#### [SUPPLIED DATA]
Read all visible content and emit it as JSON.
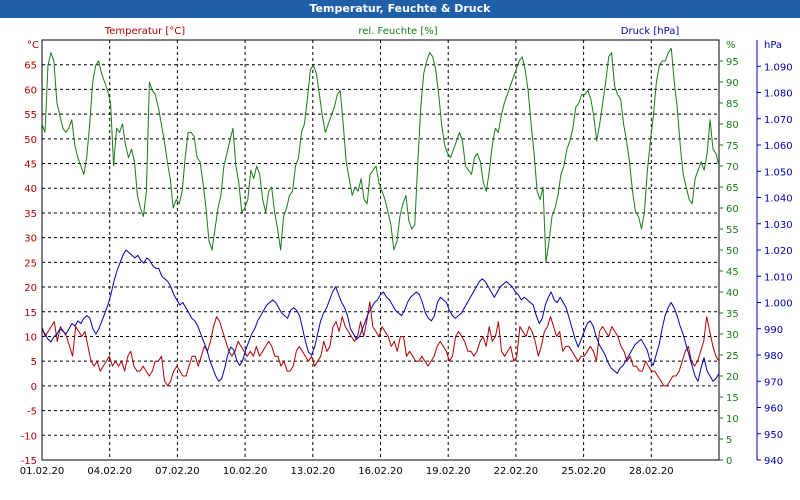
{
  "window": {
    "title": "Temperatur, Feuchte & Druck"
  },
  "chart_data": {
    "type": "line",
    "title": "Temperatur, Feuchte & Druck",
    "grid": true,
    "x_axis": {
      "range": [
        "01.02.20",
        "02.03.20"
      ],
      "tick_labels": [
        "01.02.20",
        "04.02.20",
        "07.02.20",
        "10.02.20",
        "13.02.20",
        "16.02.20",
        "19.02.20",
        "22.02.20",
        "25.02.20",
        "28.02.20"
      ]
    },
    "axes": {
      "temperature": {
        "label": "Temperatur [°C]",
        "unit": "°C",
        "range": [
          -15,
          70
        ],
        "ticks": [
          -15,
          -10,
          -5,
          0,
          5,
          10,
          15,
          20,
          25,
          30,
          35,
          40,
          45,
          50,
          55,
          60,
          65
        ],
        "color": "#b00000"
      },
      "humidity": {
        "label": "rel. Feuchte [%]",
        "unit": "%",
        "range": [
          0,
          100
        ],
        "ticks": [
          0,
          5,
          10,
          15,
          20,
          25,
          30,
          35,
          40,
          45,
          50,
          55,
          60,
          65,
          70,
          75,
          80,
          85,
          90,
          95
        ],
        "color": "#1a7a1a"
      },
      "pressure": {
        "label": "Druck [hPa]",
        "unit": "hPa",
        "range": [
          940,
          1100
        ],
        "ticks": [
          "940",
          "950",
          "960",
          "970",
          "980",
          "990",
          "1.000",
          "1.010",
          "1.020",
          "1.030",
          "1.040",
          "1.050",
          "1.060",
          "1.070",
          "1.080",
          "1.090"
        ],
        "color": "#0000b0"
      }
    },
    "series": [
      {
        "name": "Temperatur [°C]",
        "axis": "temperature",
        "color": "#b00000",
        "values": [
          12,
          10,
          11,
          12,
          13,
          9,
          12,
          11,
          10,
          8,
          6,
          12,
          11,
          10,
          11,
          8,
          5,
          4,
          5,
          3,
          4,
          5,
          6,
          4,
          5,
          4,
          5,
          3,
          6,
          7,
          4,
          3,
          3,
          4,
          3,
          2,
          3,
          5,
          5,
          6,
          1,
          0,
          1,
          3,
          4,
          3,
          2,
          2,
          4,
          6,
          6,
          4,
          6,
          8,
          7,
          9,
          12,
          14,
          13,
          11,
          9,
          7,
          6,
          7,
          9,
          8,
          7,
          6,
          7,
          6,
          8,
          6,
          7,
          8,
          9,
          8,
          6,
          6,
          4,
          5,
          3,
          3,
          4,
          7,
          8,
          7,
          6,
          5,
          6,
          4,
          5,
          6,
          9,
          7,
          8,
          12,
          13,
          11,
          14,
          12,
          11,
          10,
          9,
          10,
          13,
          10,
          13,
          17,
          12,
          11,
          10,
          12,
          11,
          10,
          8,
          9,
          7,
          10,
          10,
          6,
          7,
          6,
          5,
          5,
          6,
          5,
          4,
          5,
          6,
          8,
          9,
          8,
          7,
          5,
          6,
          10,
          11,
          10,
          9,
          7,
          7,
          6,
          7,
          9,
          10,
          8,
          12,
          9,
          10,
          13,
          7,
          6,
          7,
          8,
          5,
          6,
          12,
          11,
          10,
          12,
          11,
          9,
          6,
          8,
          11,
          12,
          14,
          12,
          10,
          11,
          7,
          8,
          8,
          7,
          6,
          5,
          6,
          6,
          7,
          8,
          7,
          5,
          11,
          12,
          11,
          10,
          12,
          11,
          10,
          8,
          7,
          5,
          6,
          4,
          4,
          3,
          3,
          5,
          4,
          3,
          3,
          2,
          1,
          0,
          0,
          1,
          2,
          2,
          3,
          5,
          7,
          8,
          5,
          4,
          5,
          7,
          9,
          14,
          11,
          8,
          6,
          5
        ]
      },
      {
        "name": "rel. Feuchte [%]",
        "axis": "humidity",
        "color": "#1a7a1a",
        "values": [
          80,
          78,
          94,
          97,
          95,
          85,
          82,
          79,
          78,
          79,
          81,
          75,
          72,
          70,
          68,
          72,
          80,
          90,
          94,
          95,
          92,
          90,
          88,
          85,
          70,
          79,
          78,
          80,
          75,
          72,
          74,
          71,
          63,
          60,
          58,
          64,
          90,
          88,
          87,
          84,
          80,
          76,
          71,
          67,
          60,
          62,
          61,
          64,
          72,
          78,
          78,
          77,
          72,
          71,
          66,
          60,
          52,
          50,
          55,
          60,
          63,
          70,
          73,
          76,
          79,
          70,
          66,
          59,
          60,
          62,
          69,
          67,
          70,
          68,
          62,
          59,
          64,
          65,
          59,
          55,
          50,
          58,
          60,
          63,
          64,
          70,
          72,
          78,
          80,
          86,
          93,
          94,
          92,
          87,
          82,
          78,
          80,
          82,
          84,
          87,
          88,
          80,
          71,
          67,
          63,
          65,
          64,
          67,
          62,
          61,
          68,
          69,
          70,
          66,
          64,
          62,
          59,
          56,
          50,
          52,
          58,
          61,
          63,
          57,
          55,
          56,
          71,
          84,
          92,
          95,
          97,
          96,
          93,
          87,
          80,
          75,
          73,
          72,
          74,
          76,
          78,
          76,
          70,
          69,
          68,
          72,
          73,
          71,
          66,
          64,
          69,
          75,
          79,
          78,
          82,
          85,
          87,
          89,
          91,
          93,
          95,
          96,
          93,
          88,
          80,
          73,
          64,
          62,
          65,
          47,
          52,
          58,
          60,
          63,
          68,
          70,
          74,
          76,
          79,
          84,
          85,
          87,
          87,
          88,
          86,
          82,
          76,
          80,
          85,
          90,
          96,
          97,
          89,
          87,
          86,
          80,
          76,
          71,
          64,
          59,
          58,
          55,
          59,
          69,
          76,
          82,
          90,
          94,
          95,
          95,
          97,
          98,
          90,
          84,
          75,
          68,
          65,
          62,
          61,
          67,
          69,
          71,
          69,
          73,
          81,
          74,
          73,
          70
        ]
      },
      {
        "name": "Druck [hPa]",
        "axis": "pressure",
        "color": "#0000b0",
        "values": [
          990,
          988,
          986,
          985,
          987,
          988,
          990,
          989,
          988,
          990,
          992,
          991,
          993,
          992,
          994,
          995,
          994,
          990,
          988,
          990,
          993,
          996,
          999,
          1003,
          1008,
          1012,
          1015,
          1018,
          1020,
          1019,
          1018,
          1017,
          1018,
          1016,
          1015,
          1017,
          1016,
          1014,
          1013,
          1013,
          1010,
          1009,
          1008,
          1006,
          1003,
          1001,
          999,
          1000,
          998,
          996,
          994,
          993,
          991,
          988,
          985,
          982,
          978,
          975,
          972,
          970,
          971,
          975,
          980,
          983,
          982,
          978,
          976,
          978,
          982,
          985,
          988,
          990,
          993,
          995,
          997,
          999,
          1000,
          1001,
          1000,
          998,
          996,
          995,
          994,
          997,
          998,
          997,
          995,
          990,
          985,
          981,
          980,
          983,
          988,
          993,
          996,
          998,
          1001,
          1004,
          1006,
          1003,
          1000,
          998,
          995,
          990,
          988,
          986,
          987,
          990,
          993,
          996,
          998,
          1000,
          1001,
          1003,
          1004,
          1002,
          1001,
          999,
          997,
          996,
          995,
          997,
          1000,
          1002,
          1003,
          1004,
          1003,
          1000,
          996,
          994,
          993,
          995,
          1000,
          1002,
          1001,
          1000,
          997,
          995,
          994,
          995,
          996,
          998,
          1000,
          1002,
          1004,
          1006,
          1008,
          1009,
          1008,
          1006,
          1004,
          1002,
          1004,
          1006,
          1007,
          1008,
          1007,
          1006,
          1004,
          1003,
          1001,
          1002,
          1001,
          1000,
          999,
          995,
          992,
          994,
          999,
          1002,
          1004,
          1001,
          1000,
          1002,
          1000,
          998,
          994,
          990,
          986,
          983,
          986,
          989,
          992,
          993,
          991,
          987,
          984,
          982,
          980,
          977,
          975,
          974,
          973,
          975,
          976,
          978,
          980,
          982,
          984,
          985,
          986,
          984,
          982,
          978,
          976,
          980,
          984,
          990,
          995,
          998,
          1000,
          998,
          995,
          991,
          988,
          984,
          980,
          976,
          972,
          970,
          975,
          979,
          974,
          972,
          970,
          971,
          973
        ]
      }
    ]
  }
}
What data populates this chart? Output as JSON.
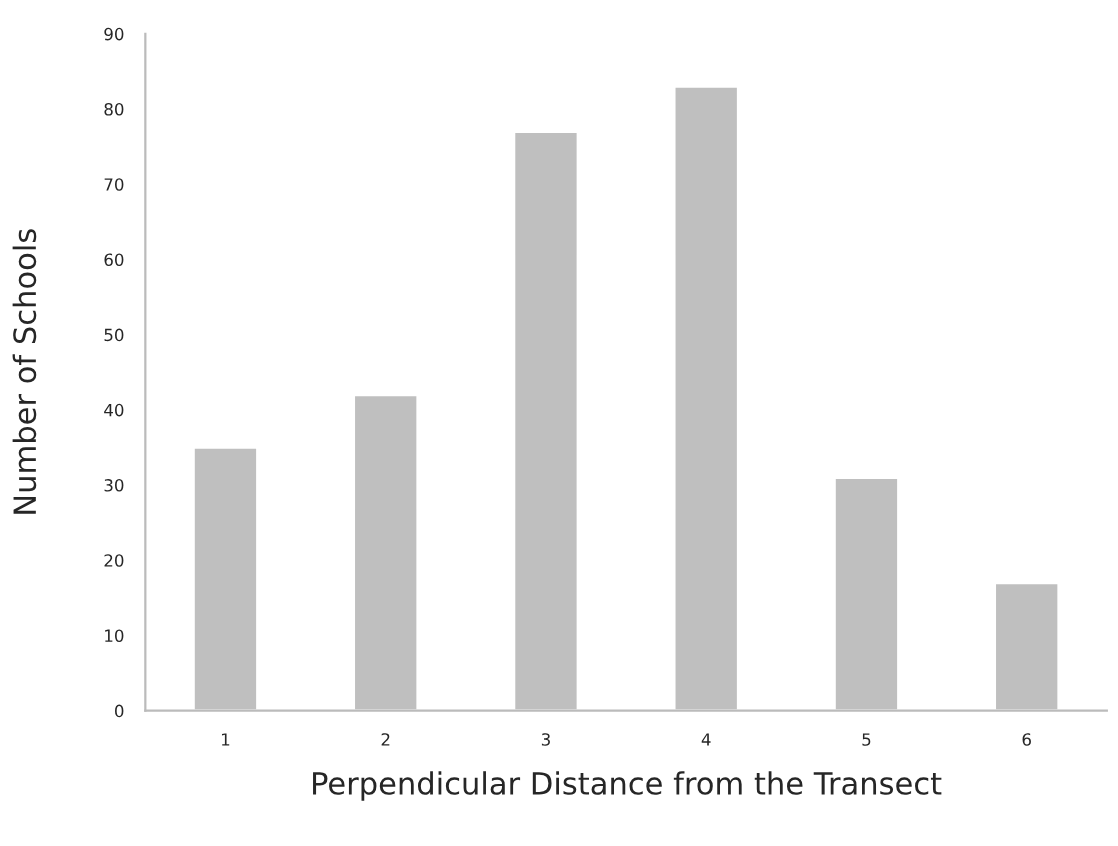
{
  "chart_data": {
    "type": "bar",
    "xlabel": "Perpendicular Distance from the Transect",
    "ylabel": "Number of Schools",
    "categories": [
      "1",
      "2",
      "3",
      "4",
      "5",
      "6"
    ],
    "values": [
      35,
      42,
      77,
      83,
      31,
      17
    ],
    "color": "#bfbfbf",
    "ylim": [
      0,
      90
    ],
    "yticks": [
      0,
      10,
      20,
      30,
      40,
      50,
      60,
      70,
      80,
      90
    ],
    "grid": false,
    "legend": false
  }
}
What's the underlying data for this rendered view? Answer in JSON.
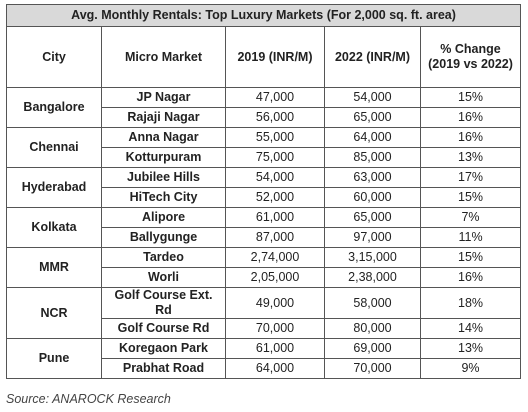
{
  "table": {
    "title": "Avg. Monthly Rentals: Top Luxury Markets (For 2,000 sq. ft. area)",
    "header": [
      "City",
      "Micro Market",
      "2019 (INR/M)",
      "2022 (INR/M)",
      "% Change (2019 vs 2022)"
    ],
    "groups": [
      {
        "city": "Bangalore",
        "rows": [
          [
            "JP Nagar",
            "47,000",
            "54,000",
            "15%"
          ],
          [
            "Rajaji Nagar",
            "56,000",
            "65,000",
            "16%"
          ]
        ]
      },
      {
        "city": "Chennai",
        "rows": [
          [
            "Anna Nagar",
            "55,000",
            "64,000",
            "16%"
          ],
          [
            "Kotturpuram",
            "75,000",
            "85,000",
            "13%"
          ]
        ]
      },
      {
        "city": "Hyderabad",
        "rows": [
          [
            "Jubilee Hills",
            "54,000",
            "63,000",
            "17%"
          ],
          [
            "HiTech City",
            "52,000",
            "60,000",
            "15%"
          ]
        ]
      },
      {
        "city": "Kolkata",
        "rows": [
          [
            "Alipore",
            "61,000",
            "65,000",
            "7%"
          ],
          [
            "Ballygunge",
            "87,000",
            "97,000",
            "11%"
          ]
        ]
      },
      {
        "city": "MMR",
        "rows": [
          [
            "Tardeo",
            "2,74,000",
            "3,15,000",
            "15%"
          ],
          [
            "Worli",
            "2,05,000",
            "2,38,000",
            "16%"
          ]
        ]
      },
      {
        "city": "NCR",
        "rows": [
          [
            "Golf Course Ext. Rd",
            "49,000",
            "58,000",
            "18%"
          ],
          [
            "Golf Course Rd",
            "70,000",
            "80,000",
            "14%"
          ]
        ]
      },
      {
        "city": "Pune",
        "rows": [
          [
            "Koregaon Park",
            "61,000",
            "69,000",
            "13%"
          ],
          [
            "Prabhat Road",
            "64,000",
            "70,000",
            "9%"
          ]
        ]
      }
    ]
  },
  "source": "Source: ANAROCK Research"
}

#### [STATED GOAL]
Lines containing the string "name" are to be selected and copied.

#### [OUTPUT FOR THIS TASK]
        "name": "Temperatur [°C]",
        "name": "rel. Feuchte [%]",
        "name": "Druck [hPa]",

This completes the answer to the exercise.